[Stored data]

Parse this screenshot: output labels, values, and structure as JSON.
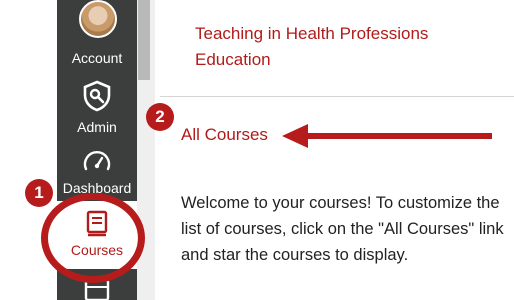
{
  "nav": {
    "account_label": "Account",
    "admin_label": "Admin",
    "dashboard_label": "Dashboard",
    "courses_label": "Courses",
    "icons": [
      "avatar",
      "admin-shield-icon",
      "dashboard-gauge-icon",
      "courses-book-icon",
      "calendar-icon"
    ]
  },
  "callouts": {
    "step1": "1",
    "step2": "2"
  },
  "main": {
    "course_title": "Teaching in Health Professions Education",
    "all_courses_link": "All Courses",
    "welcome_text": "Welcome to your courses! To customize the list of courses, click on the \"All Courses\" link and star the courses to display."
  },
  "colors": {
    "nav_bg": "#3c3d3d",
    "accent_red": "#b11b1b",
    "callout_red": "#b71c1c"
  }
}
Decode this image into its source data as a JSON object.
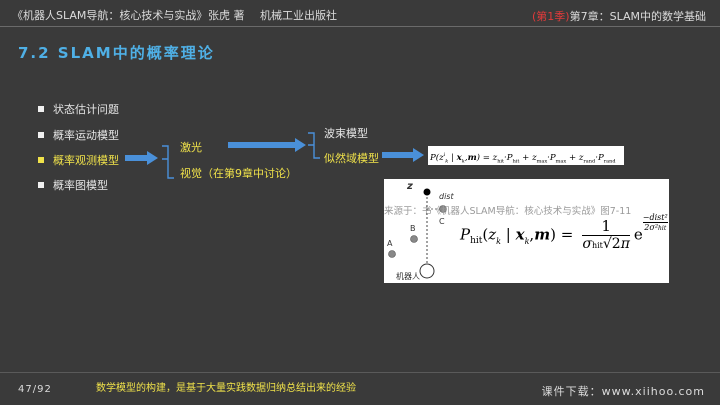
{
  "header": {
    "book_title": "《机器人SLAM导航：核心技术与实战》",
    "author": "张虎 著",
    "publisher": "机械工业出版社",
    "edition": "(第1季)",
    "chapter": "第7章：SLAM中的数学基础"
  },
  "section_title": "7.2 SLAM中的概率理论",
  "bullets": [
    {
      "label": "状态估计问题"
    },
    {
      "label": "概率运动模型"
    },
    {
      "label": "概率观测模型"
    },
    {
      "label": "概率图模型"
    }
  ],
  "branch1": {
    "laser": "激光",
    "vision": "视觉（在第9章中讨论）"
  },
  "branch2": {
    "beam": "波束模型",
    "likelihood": "似然域模型"
  },
  "figure": {
    "z_label": "z",
    "dist_label": "dist",
    "point_a": "A",
    "point_b": "B",
    "point_c": "C",
    "robot_label": "机器人",
    "source": "来源于：书《机器人SLAM导航：核心技术与实战》图7-11"
  },
  "footer": {
    "page": "47/92",
    "note": "数学模型的构建，是基于大量实践数据归纳总结出来的经验",
    "download": "课件下载：www.xiihoo.com"
  },
  "colors": {
    "background": "#3a3a3a",
    "accent_blue": "#4fb0e6",
    "highlight_yellow": "#f0e24a",
    "edition_red": "#e03a3a",
    "arrow_blue": "#4a90d9"
  }
}
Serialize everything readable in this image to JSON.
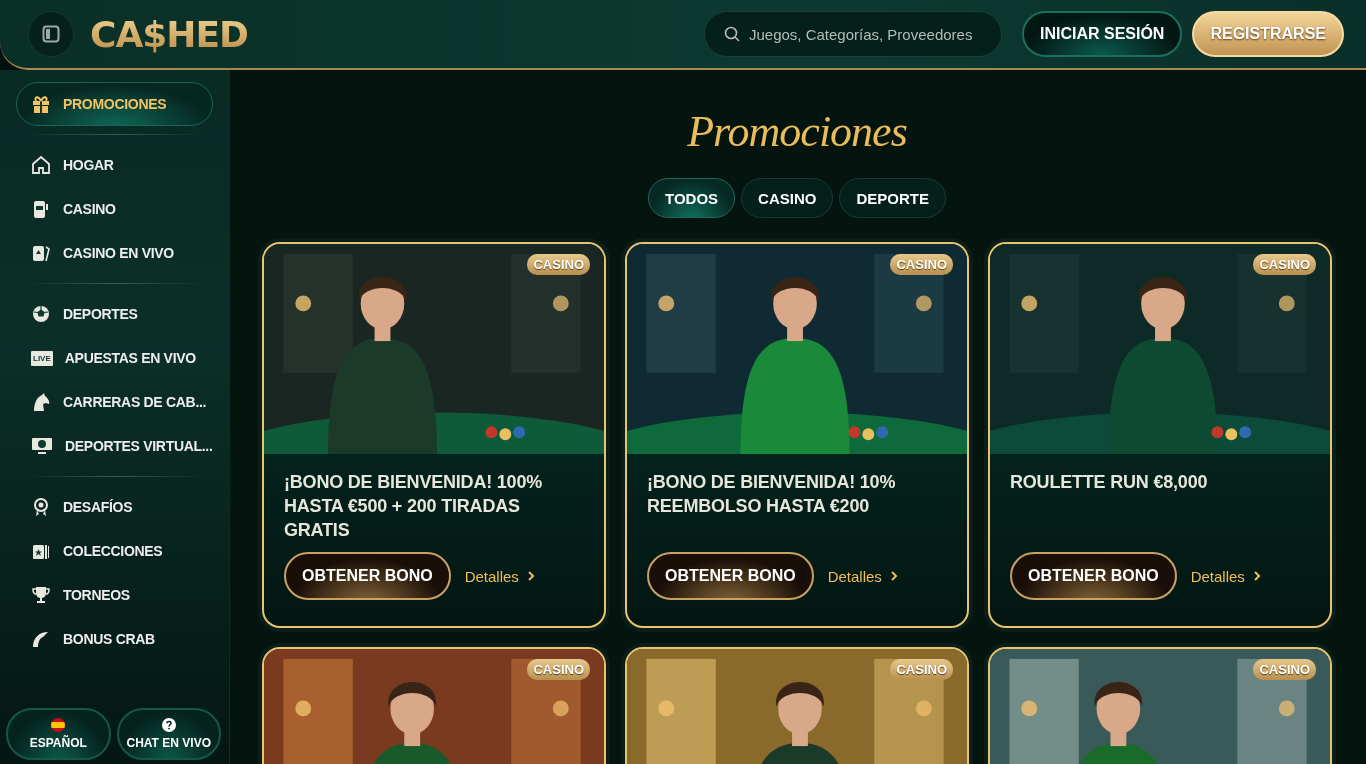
{
  "header": {
    "logo": "CA$HED",
    "search": {
      "placeholder": "Juegos, Categorías, Proveedores"
    },
    "buttons": [
      {
        "kind": "login",
        "label": "INICIAR SESIÓN"
      },
      {
        "kind": "register",
        "label": "REGISTRARSE"
      }
    ]
  },
  "sidebar": {
    "sections": [
      {
        "items": [
          {
            "label": "PROMOCIONES",
            "selected": true
          }
        ]
      },
      {
        "items": [
          {
            "label": "HOGAR",
            "selected": false
          },
          {
            "label": "CASINO",
            "selected": false
          },
          {
            "label": "CASINO EN VIVO",
            "selected": false
          }
        ]
      },
      {
        "items": [
          {
            "label": "DEPORTES",
            "selected": false
          },
          {
            "label": "APUESTAS EN VIVO",
            "selected": false,
            "tag": "LIVE"
          },
          {
            "label": "CARRERAS DE CAB...",
            "selected": false
          },
          {
            "label": "DEPORTES VIRTUAL...",
            "selected": false
          }
        ]
      },
      {
        "items": [
          {
            "label": "DESAFÍOS",
            "selected": false
          },
          {
            "label": "COLECCIONES",
            "selected": false
          },
          {
            "label": "TORNEOS",
            "selected": false
          },
          {
            "label": "BONUS CRAB",
            "selected": false
          }
        ]
      }
    ],
    "footer": [
      {
        "kind": "language",
        "label": "ESPAÑOL"
      },
      {
        "kind": "chat",
        "label": "CHAT EN VIVO"
      }
    ]
  },
  "main": {
    "title": "Promociones",
    "tabs": [
      {
        "label": "TODOS",
        "selected": true
      },
      {
        "label": "CASINO",
        "selected": false
      },
      {
        "label": "DEPORTE",
        "selected": false
      }
    ],
    "promos": [
      {
        "badge": "CASINO",
        "title": "¡BONO DE BIENVENIDA! 100% HASTA €500 + 200 TIRADAS GRATIS",
        "button": "OBTENER BONO",
        "details": "Detalles"
      },
      {
        "badge": "CASINO",
        "title": "¡BONO DE BIENVENIDA! 10% REEMBOLSO HASTA €200",
        "button": "OBTENER BONO",
        "details": "Detalles"
      },
      {
        "badge": "CASINO",
        "title": "ROULETTE RUN €8,000",
        "button": "OBTENER BONO",
        "details": "Detalles"
      },
      {
        "badge": "CASINO"
      },
      {
        "badge": "CASINO"
      },
      {
        "badge": "CASINO"
      }
    ]
  }
}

◆ **Your objective**
From the entries above, extract every line where the word "source" appears.

◆ **Reply**
Decode this image into its source data as a JSON object.
    "source": "来源于：书《机器人SLAM导航：核心技术与实战》图7-11"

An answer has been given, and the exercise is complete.